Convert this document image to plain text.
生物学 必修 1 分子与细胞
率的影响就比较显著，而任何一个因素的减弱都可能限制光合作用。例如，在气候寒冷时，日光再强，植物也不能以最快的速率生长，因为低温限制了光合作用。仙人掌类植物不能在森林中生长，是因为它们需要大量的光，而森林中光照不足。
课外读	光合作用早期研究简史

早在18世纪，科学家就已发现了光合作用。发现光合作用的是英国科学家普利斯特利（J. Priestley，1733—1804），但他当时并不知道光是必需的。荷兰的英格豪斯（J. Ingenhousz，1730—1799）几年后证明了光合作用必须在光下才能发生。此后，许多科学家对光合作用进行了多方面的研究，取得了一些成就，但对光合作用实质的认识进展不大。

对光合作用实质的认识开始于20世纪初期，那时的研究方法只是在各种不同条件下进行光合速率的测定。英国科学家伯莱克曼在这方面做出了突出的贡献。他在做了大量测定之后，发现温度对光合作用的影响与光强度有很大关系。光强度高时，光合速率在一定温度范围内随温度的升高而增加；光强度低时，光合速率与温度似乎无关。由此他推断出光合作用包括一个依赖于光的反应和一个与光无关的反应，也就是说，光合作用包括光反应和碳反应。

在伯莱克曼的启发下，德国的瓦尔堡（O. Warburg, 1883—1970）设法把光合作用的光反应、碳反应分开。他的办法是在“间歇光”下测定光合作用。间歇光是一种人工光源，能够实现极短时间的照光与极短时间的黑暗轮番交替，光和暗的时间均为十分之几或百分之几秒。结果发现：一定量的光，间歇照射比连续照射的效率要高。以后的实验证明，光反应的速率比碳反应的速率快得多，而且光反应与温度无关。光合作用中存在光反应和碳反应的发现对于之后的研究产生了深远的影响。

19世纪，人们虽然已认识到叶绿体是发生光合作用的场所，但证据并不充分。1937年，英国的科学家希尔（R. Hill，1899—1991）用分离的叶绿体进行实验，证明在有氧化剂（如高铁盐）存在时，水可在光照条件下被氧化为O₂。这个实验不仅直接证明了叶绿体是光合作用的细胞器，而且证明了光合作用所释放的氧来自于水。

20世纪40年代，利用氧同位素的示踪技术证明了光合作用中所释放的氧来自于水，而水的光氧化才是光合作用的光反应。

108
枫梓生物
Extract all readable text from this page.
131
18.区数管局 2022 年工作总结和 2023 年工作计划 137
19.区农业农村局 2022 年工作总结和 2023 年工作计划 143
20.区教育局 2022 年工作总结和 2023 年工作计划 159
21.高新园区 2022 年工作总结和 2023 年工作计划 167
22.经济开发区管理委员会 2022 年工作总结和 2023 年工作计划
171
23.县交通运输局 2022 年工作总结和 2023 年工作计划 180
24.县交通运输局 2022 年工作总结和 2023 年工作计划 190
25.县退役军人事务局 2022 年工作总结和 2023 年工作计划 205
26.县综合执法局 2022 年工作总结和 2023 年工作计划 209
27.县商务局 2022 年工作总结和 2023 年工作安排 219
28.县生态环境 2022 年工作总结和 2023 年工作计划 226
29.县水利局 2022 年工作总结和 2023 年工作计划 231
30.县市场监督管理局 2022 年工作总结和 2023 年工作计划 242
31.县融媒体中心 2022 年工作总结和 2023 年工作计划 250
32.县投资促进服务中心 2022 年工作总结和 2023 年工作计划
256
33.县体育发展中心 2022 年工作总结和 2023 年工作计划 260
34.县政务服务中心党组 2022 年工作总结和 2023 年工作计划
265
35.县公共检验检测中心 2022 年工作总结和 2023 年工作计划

+===+

▸ TASK REQUIREMENTS: Extract, verbatim, the lines from the one containing "Extract all readable text from this page." through the last line of the listing above.

▸ REPLY TO THE EXERCISE:
Extract all readable text from this page.
131
18.区数管局 2022 年工作总结和 2023 年工作计划 137
19.区农业农村局 2022 年工作总结和 2023 年工作计划 143
20.区教育局 2022 年工作总结和 2023 年工作计划 159
21.高新园区 2022 年工作总结和 2023 年工作计划 167
22.经济开发区管理委员会 2022 年工作总结和 2023 年工作计划
171
23.县交通运输局 2022 年工作总结和 2023 年工作计划 180
24.县交通运输局 2022 年工作总结和 2023 年工作计划 190
25.县退役军人事务局 2022 年工作总结和 2023 年工作计划 205
26.县综合执法局 2022 年工作总结和 2023 年工作计划 209
27.县商务局 2022 年工作总结和 2023 年工作安排 219
28.县生态环境 2022 年工作总结和 2023 年工作计划 226
29.县水利局 2022 年工作总结和 2023 年工作计划 231
30.县市场监督管理局 2022 年工作总结和 2023 年工作计划 242
31.县融媒体中心 2022 年工作总结和 2023 年工作计划 250
32.县投资促进服务中心 2022 年工作总结和 2023 年工作计划
256
33.县体育发展中心 2022 年工作总结和 2023 年工作计划 260
34.县政务服务中心党组 2022 年工作总结和 2023 年工作计划
265
35.县公共检验检测中心 2022 年工作总结和 2023 年工作计划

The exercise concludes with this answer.